What the task requires
Find every line with the word "bold" and give their count, nothing else.

Data items
┄┄┄┄┄┄┄┄┄┄┄┄┄┄┄┄┄┄┄┄

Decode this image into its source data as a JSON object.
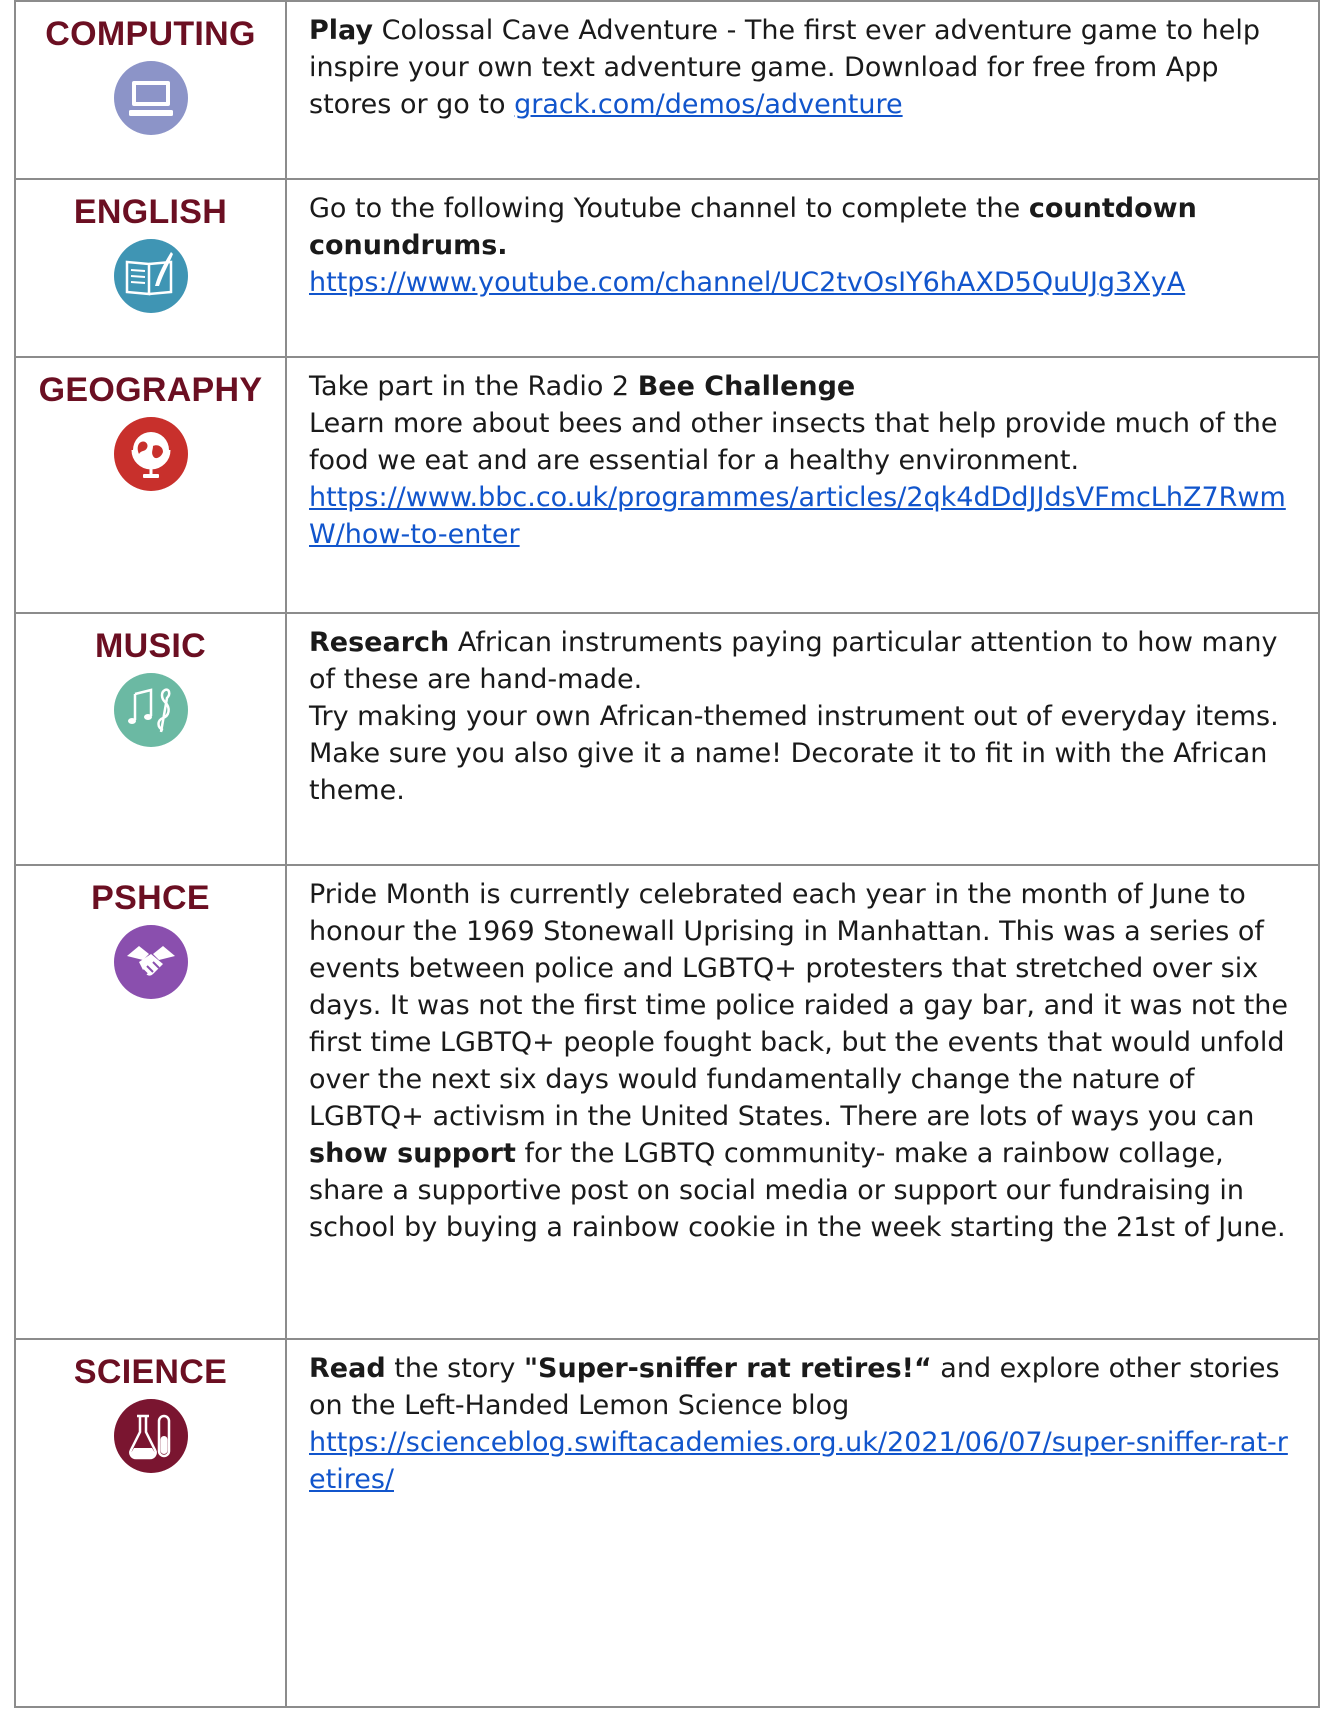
{
  "rows": [
    {
      "subject": "COMPUTING",
      "icon": "computer-icon",
      "color": "#8c94c8",
      "segments": [
        {
          "bold": "Play"
        },
        {
          "text": " Colossal Cave Adventure - The first ever adventure game to help inspire your own text adventure game. Download for free from App stores or go to "
        },
        {
          "link": "grack.com/demos/adventure"
        }
      ]
    },
    {
      "subject": "ENGLISH",
      "icon": "book-quill-icon",
      "color": "#3f95b4",
      "segments": [
        {
          "text": "Go to the following Youtube channel to complete the "
        },
        {
          "bold": "countdown conundrums."
        },
        {
          "br": true
        },
        {
          "text": " "
        },
        {
          "link": "https://www.youtube.com/channel/UC2tvOsIY6hAXD5QuUJg3XyA"
        }
      ]
    },
    {
      "subject": "GEOGRAPHY",
      "icon": "globe-icon",
      "color": "#c8302c",
      "segments": [
        {
          "text": "Take part in the Radio 2 "
        },
        {
          "bold": "Bee Challenge"
        },
        {
          "br": true
        },
        {
          "text": "Learn more about bees and other insects that help provide much of the food we eat and are essential for a healthy environment."
        },
        {
          "br": true
        },
        {
          "link": "https://www.bbc.co.uk/programmes/articles/2qk4dDdJJdsVFmcLhZ7RwmW/how-to-enter"
        }
      ]
    },
    {
      "subject": "MUSIC",
      "icon": "music-notes-icon",
      "color": "#6bb9a3",
      "segments": [
        {
          "bold": "Research"
        },
        {
          "text": " African instruments paying particular attention to how many of these are hand-made."
        },
        {
          "br": true
        },
        {
          "text": "Try making your own African-themed instrument out of everyday items. Make sure you also give it a name! Decorate it to fit in with the African theme."
        }
      ]
    },
    {
      "subject": "PSHCE",
      "icon": "handshake-icon",
      "color": "#8a4fae",
      "segments": [
        {
          "text": "Pride Month is currently celebrated each year in the month of June to honour the 1969 Stonewall Uprising in Manhattan. This was a series of events between police and LGBTQ+ protesters that stretched over six days. It was not the first time police raided a gay bar, and it was not the first time LGBTQ+ people fought back, but the events that would unfold over the next six days would fundamentally change the nature of LGBTQ+ activism in the United States.  There are lots of ways you can "
        },
        {
          "bold": "show support"
        },
        {
          "text": " for the LGBTQ community- make a rainbow collage, share a supportive post on social media or support our fundraising in school by buying a rainbow cookie in the week starting the 21st of June."
        }
      ]
    },
    {
      "subject": "SCIENCE",
      "icon": "flask-tube-icon",
      "color": "#7a1530",
      "segments": [
        {
          "bold": "Read"
        },
        {
          "text": " the story "
        },
        {
          "bold": "\"Super-sniffer rat retires!“"
        },
        {
          "text": " and explore other stories on the Left-Handed Lemon Science blog"
        },
        {
          "br": true
        },
        {
          "link": "https://scienceblog.swiftacademies.org.uk/2021/06/07/super-sniffer-rat-retires/"
        }
      ]
    }
  ]
}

┄┄┄┄┄┄┄┄┄┄┄┄┄┄┄┄┄┄┄┄

Written answer
7